*PROMPT*: Pictures do not belong in the copy; restate the records below word for word.
--------------------
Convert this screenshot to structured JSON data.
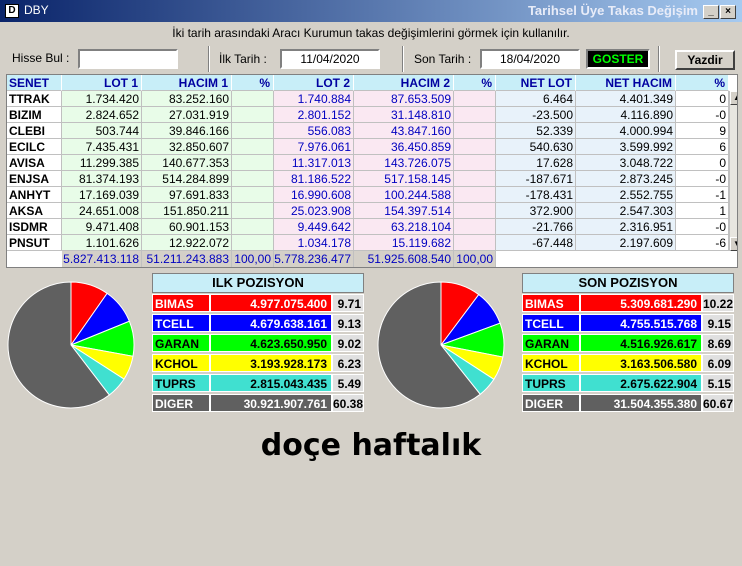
{
  "window": {
    "app_title": "DBY",
    "title": "Tarihsel Üye Takas Değişim",
    "minimize": "_",
    "maximize": "□",
    "close": "×",
    "icon": "app-icon"
  },
  "hint": "İki tarih arasındaki  Aracı Kurumun takas değişimlerini görmek için kullanılır.",
  "toolbar": {
    "hisse_label": "Hisse Bul :",
    "hisse_value": "",
    "ilk_label": "İlk Tarih :",
    "ilk_value": "11/04/2020",
    "son_label": "Son Tarih :",
    "son_value": "18/04/2020",
    "goster": "GOSTER",
    "yazdir": "Yazdir"
  },
  "table": {
    "headers": [
      "SENET",
      "LOT 1",
      "HACIM 1",
      "%",
      "LOT 2",
      "HACIM 2",
      "%",
      "NET LOT",
      "NET HACIM",
      "%"
    ],
    "rows": [
      [
        "TTRAK",
        "1.734.420",
        "83.252.160",
        "",
        "1.740.884",
        "87.653.509",
        "",
        "6.464",
        "4.401.349",
        "0"
      ],
      [
        "BIZIM",
        "2.824.652",
        "27.031.919",
        "",
        "2.801.152",
        "31.148.810",
        "",
        "-23.500",
        "4.116.890",
        "-0"
      ],
      [
        "CLEBI",
        "503.744",
        "39.846.166",
        "",
        "556.083",
        "43.847.160",
        "",
        "52.339",
        "4.000.994",
        "9"
      ],
      [
        "ECILC",
        "7.435.431",
        "32.850.607",
        "",
        "7.976.061",
        "36.450.859",
        "",
        "540.630",
        "3.599.992",
        "6"
      ],
      [
        "AVISA",
        "11.299.385",
        "140.677.353",
        "",
        "11.317.013",
        "143.726.075",
        "",
        "17.628",
        "3.048.722",
        "0"
      ],
      [
        "ENJSA",
        "81.374.193",
        "514.284.899",
        "",
        "81.186.522",
        "517.158.145",
        "",
        "-187.671",
        "2.873.245",
        "-0"
      ],
      [
        "ANHYT",
        "17.169.039",
        "97.691.833",
        "",
        "16.990.608",
        "100.244.588",
        "",
        "-178.431",
        "2.552.755",
        "-1"
      ],
      [
        "AKSA",
        "24.651.008",
        "151.850.211",
        "",
        "25.023.908",
        "154.397.514",
        "",
        "372.900",
        "2.547.303",
        "1"
      ],
      [
        "ISDMR",
        "9.471.408",
        "60.901.153",
        "",
        "9.449.642",
        "63.218.104",
        "",
        "-21.766",
        "2.316.951",
        "-0"
      ],
      [
        "PNSUT",
        "1.101.626",
        "12.922.072",
        "",
        "1.034.178",
        "15.119.682",
        "",
        "-67.448",
        "2.197.609",
        "-6"
      ]
    ],
    "totals": [
      "",
      "5.827.413.118",
      "51.211.243.883",
      "100,00",
      "5.778.236.477",
      "51.925.608.540",
      "100,00",
      "",
      "",
      ""
    ],
    "scroll_up": "▲",
    "scroll_down": "▼"
  },
  "ilk": {
    "title": "ILK POZISYON",
    "rows": [
      {
        "name": "BIMAS",
        "value": "4.977.075.400",
        "pct": "9.71",
        "bg": "#ff0000",
        "fg": "#ffffff"
      },
      {
        "name": "TCELL",
        "value": "4.679.638.161",
        "pct": "9.13",
        "bg": "#0000ff",
        "fg": "#ffffff"
      },
      {
        "name": "GARAN",
        "value": "4.623.650.950",
        "pct": "9.02",
        "bg": "#00ff00",
        "fg": "#000000"
      },
      {
        "name": "KCHOL",
        "value": "3.193.928.173",
        "pct": "6.23",
        "bg": "#ffff00",
        "fg": "#000000"
      },
      {
        "name": "TUPRS",
        "value": "2.815.043.435",
        "pct": "5.49",
        "bg": "#40e0d0",
        "fg": "#000000"
      },
      {
        "name": "DIGER",
        "value": "30.921.907.761",
        "pct": "60.38",
        "bg": "#606060",
        "fg": "#ffffff"
      }
    ]
  },
  "son": {
    "title": "SON POZISYON",
    "rows": [
      {
        "name": "BIMAS",
        "value": "5.309.681.290",
        "pct": "10.22",
        "bg": "#ff0000",
        "fg": "#ffffff"
      },
      {
        "name": "TCELL",
        "value": "4.755.515.768",
        "pct": "9.15",
        "bg": "#0000ff",
        "fg": "#ffffff"
      },
      {
        "name": "GARAN",
        "value": "4.516.926.617",
        "pct": "8.69",
        "bg": "#00ff00",
        "fg": "#000000"
      },
      {
        "name": "KCHOL",
        "value": "3.163.506.580",
        "pct": "6.09",
        "bg": "#ffff00",
        "fg": "#000000"
      },
      {
        "name": "TUPRS",
        "value": "2.675.622.904",
        "pct": "5.15",
        "bg": "#40e0d0",
        "fg": "#000000"
      },
      {
        "name": "DIGER",
        "value": "31.504.355.380",
        "pct": "60.67",
        "bg": "#606060",
        "fg": "#ffffff"
      }
    ]
  },
  "caption": "doçe haftalık"
}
--------------------
*SOLUTION FOR THIS PROBLEM*:
Convert this screenshot to structured JSON data.
{
  "window": {
    "app_title": "DBY",
    "title": "Tarihsel Üye Takas Değişim",
    "minimize": "_",
    "maximize": "□",
    "close": "×",
    "icon": "app-icon"
  },
  "hint": "İki tarih arasındaki  Aracı Kurumun takas değişimlerini görmek için kullanılır.",
  "toolbar": {
    "hisse_label": "Hisse Bul :",
    "hisse_value": "",
    "ilk_label": "İlk Tarih :",
    "ilk_value": "11/04/2020",
    "son_label": "Son Tarih :",
    "son_value": "18/04/2020",
    "goster": "GOSTER",
    "yazdir": "Yazdir"
  },
  "table": {
    "headers": [
      "SENET",
      "LOT 1",
      "HACIM 1",
      "%",
      "LOT 2",
      "HACIM 2",
      "%",
      "NET LOT",
      "NET HACIM",
      "%"
    ],
    "rows": [
      [
        "TTRAK",
        "1.734.420",
        "83.252.160",
        "",
        "1.740.884",
        "87.653.509",
        "",
        "6.464",
        "4.401.349",
        "0"
      ],
      [
        "BIZIM",
        "2.824.652",
        "27.031.919",
        "",
        "2.801.152",
        "31.148.810",
        "",
        "-23.500",
        "4.116.890",
        "-0"
      ],
      [
        "CLEBI",
        "503.744",
        "39.846.166",
        "",
        "556.083",
        "43.847.160",
        "",
        "52.339",
        "4.000.994",
        "9"
      ],
      [
        "ECILC",
        "7.435.431",
        "32.850.607",
        "",
        "7.976.061",
        "36.450.859",
        "",
        "540.630",
        "3.599.992",
        "6"
      ],
      [
        "AVISA",
        "11.299.385",
        "140.677.353",
        "",
        "11.317.013",
        "143.726.075",
        "",
        "17.628",
        "3.048.722",
        "0"
      ],
      [
        "ENJSA",
        "81.374.193",
        "514.284.899",
        "",
        "81.186.522",
        "517.158.145",
        "",
        "-187.671",
        "2.873.245",
        "-0"
      ],
      [
        "ANHYT",
        "17.169.039",
        "97.691.833",
        "",
        "16.990.608",
        "100.244.588",
        "",
        "-178.431",
        "2.552.755",
        "-1"
      ],
      [
        "AKSA",
        "24.651.008",
        "151.850.211",
        "",
        "25.023.908",
        "154.397.514",
        "",
        "372.900",
        "2.547.303",
        "1"
      ],
      [
        "ISDMR",
        "9.471.408",
        "60.901.153",
        "",
        "9.449.642",
        "63.218.104",
        "",
        "-21.766",
        "2.316.951",
        "-0"
      ],
      [
        "PNSUT",
        "1.101.626",
        "12.922.072",
        "",
        "1.034.178",
        "15.119.682",
        "",
        "-67.448",
        "2.197.609",
        "-6"
      ]
    ],
    "totals": [
      "",
      "5.827.413.118",
      "51.211.243.883",
      "100,00",
      "5.778.236.477",
      "51.925.608.540",
      "100,00",
      "",
      "",
      ""
    ],
    "scroll_up": "▲",
    "scroll_down": "▼"
  },
  "ilk": {
    "title": "ILK POZISYON",
    "rows": [
      {
        "name": "BIMAS",
        "value": "4.977.075.400",
        "pct": "9.71",
        "bg": "#ff0000",
        "fg": "#ffffff"
      },
      {
        "name": "TCELL",
        "value": "4.679.638.161",
        "pct": "9.13",
        "bg": "#0000ff",
        "fg": "#ffffff"
      },
      {
        "name": "GARAN",
        "value": "4.623.650.950",
        "pct": "9.02",
        "bg": "#00ff00",
        "fg": "#000000"
      },
      {
        "name": "KCHOL",
        "value": "3.193.928.173",
        "pct": "6.23",
        "bg": "#ffff00",
        "fg": "#000000"
      },
      {
        "name": "TUPRS",
        "value": "2.815.043.435",
        "pct": "5.49",
        "bg": "#40e0d0",
        "fg": "#000000"
      },
      {
        "name": "DIGER",
        "value": "30.921.907.761",
        "pct": "60.38",
        "bg": "#606060",
        "fg": "#ffffff"
      }
    ]
  },
  "son": {
    "title": "SON POZISYON",
    "rows": [
      {
        "name": "BIMAS",
        "value": "5.309.681.290",
        "pct": "10.22",
        "bg": "#ff0000",
        "fg": "#ffffff"
      },
      {
        "name": "TCELL",
        "value": "4.755.515.768",
        "pct": "9.15",
        "bg": "#0000ff",
        "fg": "#ffffff"
      },
      {
        "name": "GARAN",
        "value": "4.516.926.617",
        "pct": "8.69",
        "bg": "#00ff00",
        "fg": "#000000"
      },
      {
        "name": "KCHOL",
        "value": "3.163.506.580",
        "pct": "6.09",
        "bg": "#ffff00",
        "fg": "#000000"
      },
      {
        "name": "TUPRS",
        "value": "2.675.622.904",
        "pct": "5.15",
        "bg": "#40e0d0",
        "fg": "#000000"
      },
      {
        "name": "DIGER",
        "value": "31.504.355.380",
        "pct": "60.67",
        "bg": "#606060",
        "fg": "#ffffff"
      }
    ]
  },
  "caption": "doçe haftalık"
}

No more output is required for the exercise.